» **RECORD EXTRACTS**:
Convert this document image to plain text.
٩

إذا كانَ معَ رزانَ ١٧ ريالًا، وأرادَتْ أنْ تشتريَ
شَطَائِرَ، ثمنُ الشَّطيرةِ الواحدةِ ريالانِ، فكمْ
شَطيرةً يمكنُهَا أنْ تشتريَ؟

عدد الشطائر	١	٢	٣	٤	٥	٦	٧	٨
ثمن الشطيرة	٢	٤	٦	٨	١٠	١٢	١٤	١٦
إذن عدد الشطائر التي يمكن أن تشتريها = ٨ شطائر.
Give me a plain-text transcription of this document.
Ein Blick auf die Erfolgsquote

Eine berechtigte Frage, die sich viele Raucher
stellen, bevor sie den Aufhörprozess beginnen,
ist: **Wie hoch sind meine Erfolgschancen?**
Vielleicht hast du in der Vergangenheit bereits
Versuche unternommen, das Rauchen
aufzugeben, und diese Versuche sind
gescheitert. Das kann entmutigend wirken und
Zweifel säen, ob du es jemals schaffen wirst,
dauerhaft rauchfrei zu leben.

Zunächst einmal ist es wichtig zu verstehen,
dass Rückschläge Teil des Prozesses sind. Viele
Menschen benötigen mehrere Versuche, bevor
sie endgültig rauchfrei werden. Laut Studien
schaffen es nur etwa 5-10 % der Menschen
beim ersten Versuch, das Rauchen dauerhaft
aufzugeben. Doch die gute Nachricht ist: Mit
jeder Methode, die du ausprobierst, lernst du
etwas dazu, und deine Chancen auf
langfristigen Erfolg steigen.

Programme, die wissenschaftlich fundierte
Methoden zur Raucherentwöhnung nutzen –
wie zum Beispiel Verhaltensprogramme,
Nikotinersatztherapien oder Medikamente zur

» **DESCRIPTION OF THE TASK**:
Beginning at the line that contains "Give me a plain-text", retype each line of the listing up to and including the last one, exactly as it stands, and nothing else.

» **COMPLETE ANSWER**:
Give me a plain-text transcription of this document.
Ein Blick auf die Erfolgsquote

Eine berechtigte Frage, die sich viele Raucher
stellen, bevor sie den Aufhörprozess beginnen,
ist: **Wie hoch sind meine Erfolgschancen?**
Vielleicht hast du in der Vergangenheit bereits
Versuche unternommen, das Rauchen
aufzugeben, und diese Versuche sind
gescheitert. Das kann entmutigend wirken und
Zweifel säen, ob du es jemals schaffen wirst,
dauerhaft rauchfrei zu leben.

Zunächst einmal ist es wichtig zu verstehen,
dass Rückschläge Teil des Prozesses sind. Viele
Menschen benötigen mehrere Versuche, bevor
sie endgültig rauchfrei werden. Laut Studien
schaffen es nur etwa 5-10 % der Menschen
beim ersten Versuch, das Rauchen dauerhaft
aufzugeben. Doch die gute Nachricht ist: Mit
jeder Methode, die du ausprobierst, lernst du
etwas dazu, und deine Chancen auf
langfristigen Erfolg steigen.

Programme, die wissenschaftlich fundierte
Methoden zur Raucherentwöhnung nutzen –
wie zum Beispiel Verhaltensprogramme,
Nikotinersatztherapien oder Medikamente zur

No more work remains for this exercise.